*** EXERCISE MATERIAL

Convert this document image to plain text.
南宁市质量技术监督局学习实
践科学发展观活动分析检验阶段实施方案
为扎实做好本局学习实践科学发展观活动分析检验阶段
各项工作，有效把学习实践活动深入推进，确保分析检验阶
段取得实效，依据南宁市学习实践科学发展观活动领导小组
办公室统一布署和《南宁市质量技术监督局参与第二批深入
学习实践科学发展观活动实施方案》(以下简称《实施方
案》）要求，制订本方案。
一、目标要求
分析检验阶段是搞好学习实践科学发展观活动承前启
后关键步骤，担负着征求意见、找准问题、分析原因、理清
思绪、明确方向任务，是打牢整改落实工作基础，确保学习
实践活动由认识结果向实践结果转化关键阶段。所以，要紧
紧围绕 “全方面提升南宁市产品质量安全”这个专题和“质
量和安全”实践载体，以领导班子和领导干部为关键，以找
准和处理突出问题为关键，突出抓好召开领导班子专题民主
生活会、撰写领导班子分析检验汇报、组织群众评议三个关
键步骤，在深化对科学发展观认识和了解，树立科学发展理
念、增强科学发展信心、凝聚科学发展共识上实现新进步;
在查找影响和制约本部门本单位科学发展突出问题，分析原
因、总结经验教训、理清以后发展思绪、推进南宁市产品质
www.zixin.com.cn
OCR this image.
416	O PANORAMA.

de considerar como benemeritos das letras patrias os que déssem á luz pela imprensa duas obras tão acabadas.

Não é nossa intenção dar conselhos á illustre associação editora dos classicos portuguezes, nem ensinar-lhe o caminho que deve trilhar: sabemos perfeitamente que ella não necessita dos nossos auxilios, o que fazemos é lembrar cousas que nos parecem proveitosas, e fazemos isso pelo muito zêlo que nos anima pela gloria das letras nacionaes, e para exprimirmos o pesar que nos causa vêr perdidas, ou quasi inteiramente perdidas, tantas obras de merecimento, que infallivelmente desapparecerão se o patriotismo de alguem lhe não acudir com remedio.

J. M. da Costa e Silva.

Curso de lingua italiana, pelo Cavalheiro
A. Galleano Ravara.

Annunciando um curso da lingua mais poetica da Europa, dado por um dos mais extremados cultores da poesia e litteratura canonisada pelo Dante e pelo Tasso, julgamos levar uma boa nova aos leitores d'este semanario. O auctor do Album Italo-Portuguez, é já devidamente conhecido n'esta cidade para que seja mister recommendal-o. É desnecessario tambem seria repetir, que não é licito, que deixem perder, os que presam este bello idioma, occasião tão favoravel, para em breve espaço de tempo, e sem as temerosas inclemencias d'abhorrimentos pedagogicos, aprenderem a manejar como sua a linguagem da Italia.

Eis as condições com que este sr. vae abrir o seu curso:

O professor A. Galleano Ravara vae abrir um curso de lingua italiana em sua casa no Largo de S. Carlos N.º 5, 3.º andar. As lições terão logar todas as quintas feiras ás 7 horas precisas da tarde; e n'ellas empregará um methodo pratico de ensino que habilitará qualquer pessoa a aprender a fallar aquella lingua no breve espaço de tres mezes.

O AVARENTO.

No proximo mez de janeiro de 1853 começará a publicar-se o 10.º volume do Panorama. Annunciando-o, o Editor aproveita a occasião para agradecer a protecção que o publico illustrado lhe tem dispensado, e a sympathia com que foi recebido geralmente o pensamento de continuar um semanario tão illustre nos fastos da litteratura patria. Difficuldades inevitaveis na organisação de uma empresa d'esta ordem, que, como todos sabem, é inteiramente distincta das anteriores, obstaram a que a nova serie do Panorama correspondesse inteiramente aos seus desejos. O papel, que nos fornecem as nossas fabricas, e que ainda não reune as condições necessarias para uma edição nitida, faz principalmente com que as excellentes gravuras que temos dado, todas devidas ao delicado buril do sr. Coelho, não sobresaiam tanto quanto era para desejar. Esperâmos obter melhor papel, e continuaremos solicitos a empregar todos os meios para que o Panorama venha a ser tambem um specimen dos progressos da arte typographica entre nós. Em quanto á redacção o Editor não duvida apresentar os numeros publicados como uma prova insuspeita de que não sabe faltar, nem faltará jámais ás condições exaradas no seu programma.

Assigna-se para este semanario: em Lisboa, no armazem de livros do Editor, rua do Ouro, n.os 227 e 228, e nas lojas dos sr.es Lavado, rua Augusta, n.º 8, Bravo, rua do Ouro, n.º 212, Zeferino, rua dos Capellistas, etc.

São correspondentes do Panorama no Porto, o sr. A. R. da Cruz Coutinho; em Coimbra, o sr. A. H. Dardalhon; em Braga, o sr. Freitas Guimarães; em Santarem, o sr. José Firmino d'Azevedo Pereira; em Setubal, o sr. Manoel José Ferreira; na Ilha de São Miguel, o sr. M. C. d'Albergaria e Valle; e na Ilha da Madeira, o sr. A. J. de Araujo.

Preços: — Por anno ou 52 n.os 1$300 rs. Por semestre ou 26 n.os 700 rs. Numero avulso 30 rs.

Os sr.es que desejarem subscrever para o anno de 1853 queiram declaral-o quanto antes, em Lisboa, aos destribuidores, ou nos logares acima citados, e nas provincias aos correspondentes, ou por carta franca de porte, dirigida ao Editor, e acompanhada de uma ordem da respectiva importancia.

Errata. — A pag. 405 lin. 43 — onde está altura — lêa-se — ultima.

******

PROBLEM →
Tally the lines of the data that hold the string "espaço". Answer with the number and nothing more.

SOLUTION TO THIS TASK →
2